- **Work required**
Check every line below for the word "Carbon" and copy each one that has it.

Records contained in a dataset:

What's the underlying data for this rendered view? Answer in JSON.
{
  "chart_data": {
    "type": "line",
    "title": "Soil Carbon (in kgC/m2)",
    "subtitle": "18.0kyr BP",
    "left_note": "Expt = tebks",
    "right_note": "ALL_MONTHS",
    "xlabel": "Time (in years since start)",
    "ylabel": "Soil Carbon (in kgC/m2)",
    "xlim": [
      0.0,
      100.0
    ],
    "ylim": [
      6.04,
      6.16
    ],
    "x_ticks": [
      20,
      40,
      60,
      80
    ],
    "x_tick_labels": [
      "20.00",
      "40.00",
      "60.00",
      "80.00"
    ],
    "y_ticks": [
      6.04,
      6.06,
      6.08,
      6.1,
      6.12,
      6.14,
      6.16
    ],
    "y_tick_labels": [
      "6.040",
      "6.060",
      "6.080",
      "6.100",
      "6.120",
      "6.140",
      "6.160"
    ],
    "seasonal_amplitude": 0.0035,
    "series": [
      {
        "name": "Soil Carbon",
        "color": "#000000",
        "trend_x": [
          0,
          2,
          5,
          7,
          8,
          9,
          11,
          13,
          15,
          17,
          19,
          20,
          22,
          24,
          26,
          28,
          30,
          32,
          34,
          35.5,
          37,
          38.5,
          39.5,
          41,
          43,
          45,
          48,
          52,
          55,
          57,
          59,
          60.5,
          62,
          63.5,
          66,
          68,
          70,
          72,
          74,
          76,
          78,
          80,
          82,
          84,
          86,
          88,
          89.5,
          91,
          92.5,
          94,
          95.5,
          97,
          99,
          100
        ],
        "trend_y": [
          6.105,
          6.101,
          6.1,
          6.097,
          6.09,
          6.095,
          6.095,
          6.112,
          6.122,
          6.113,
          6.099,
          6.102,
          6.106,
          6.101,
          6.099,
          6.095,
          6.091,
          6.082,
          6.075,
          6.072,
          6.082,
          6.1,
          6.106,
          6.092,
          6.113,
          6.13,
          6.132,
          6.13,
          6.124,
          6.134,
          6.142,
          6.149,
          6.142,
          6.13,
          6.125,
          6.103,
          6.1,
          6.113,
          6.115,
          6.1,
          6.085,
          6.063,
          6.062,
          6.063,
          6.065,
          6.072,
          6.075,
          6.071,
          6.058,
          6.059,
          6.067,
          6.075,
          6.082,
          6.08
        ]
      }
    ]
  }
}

- **Written solution**
    "title": "Soil Carbon (in kgC/m2)",
    "ylabel": "Soil Carbon (in kgC/m2)",
        "name": "Soil Carbon",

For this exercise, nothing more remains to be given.